→ **TASK TO COMPLETE**:
Omit the images. Copy each entry word for word.

Collected data
++++++
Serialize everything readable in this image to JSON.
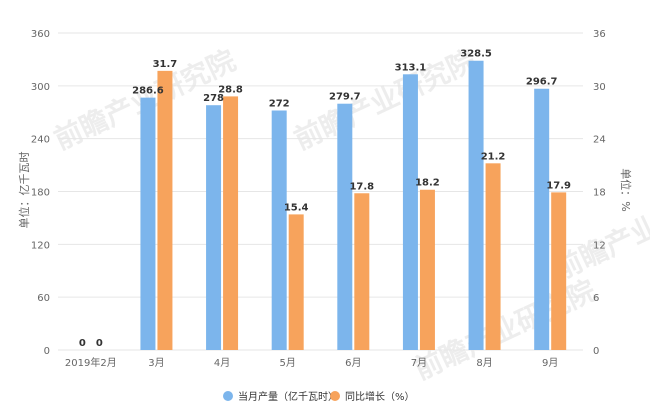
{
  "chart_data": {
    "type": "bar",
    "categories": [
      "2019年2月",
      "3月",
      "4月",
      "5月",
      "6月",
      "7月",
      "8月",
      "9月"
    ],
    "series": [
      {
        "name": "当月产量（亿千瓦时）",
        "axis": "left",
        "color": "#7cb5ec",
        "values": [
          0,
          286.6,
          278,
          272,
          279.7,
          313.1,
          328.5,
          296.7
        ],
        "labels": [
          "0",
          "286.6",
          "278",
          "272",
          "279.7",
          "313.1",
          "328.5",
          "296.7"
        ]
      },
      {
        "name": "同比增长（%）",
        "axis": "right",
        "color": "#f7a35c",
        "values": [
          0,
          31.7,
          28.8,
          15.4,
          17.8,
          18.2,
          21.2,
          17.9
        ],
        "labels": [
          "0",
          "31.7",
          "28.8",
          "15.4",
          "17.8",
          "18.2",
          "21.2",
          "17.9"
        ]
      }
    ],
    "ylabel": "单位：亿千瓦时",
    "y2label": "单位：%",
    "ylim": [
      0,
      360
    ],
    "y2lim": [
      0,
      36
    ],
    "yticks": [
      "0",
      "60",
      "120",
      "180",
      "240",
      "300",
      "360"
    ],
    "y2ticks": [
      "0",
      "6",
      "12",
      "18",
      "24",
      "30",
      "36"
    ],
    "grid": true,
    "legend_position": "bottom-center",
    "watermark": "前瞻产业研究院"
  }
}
++++++
→ **FULL ANSWER**:
Serialize everything readable in this image to JSON.
{
  "chart_data": {
    "type": "bar",
    "categories": [
      "2019年2月",
      "3月",
      "4月",
      "5月",
      "6月",
      "7月",
      "8月",
      "9月"
    ],
    "series": [
      {
        "name": "当月产量（亿千瓦时）",
        "axis": "left",
        "color": "#7cb5ec",
        "values": [
          0,
          286.6,
          278,
          272,
          279.7,
          313.1,
          328.5,
          296.7
        ],
        "labels": [
          "0",
          "286.6",
          "278",
          "272",
          "279.7",
          "313.1",
          "328.5",
          "296.7"
        ]
      },
      {
        "name": "同比增长（%）",
        "axis": "right",
        "color": "#f7a35c",
        "values": [
          0,
          31.7,
          28.8,
          15.4,
          17.8,
          18.2,
          21.2,
          17.9
        ],
        "labels": [
          "0",
          "31.7",
          "28.8",
          "15.4",
          "17.8",
          "18.2",
          "21.2",
          "17.9"
        ]
      }
    ],
    "ylabel": "单位：亿千瓦时",
    "y2label": "单位：%",
    "ylim": [
      0,
      360
    ],
    "y2lim": [
      0,
      36
    ],
    "yticks": [
      "0",
      "60",
      "120",
      "180",
      "240",
      "300",
      "360"
    ],
    "y2ticks": [
      "0",
      "6",
      "12",
      "18",
      "24",
      "30",
      "36"
    ],
    "grid": true,
    "legend_position": "bottom-center",
    "watermark": "前瞻产业研究院"
  }
}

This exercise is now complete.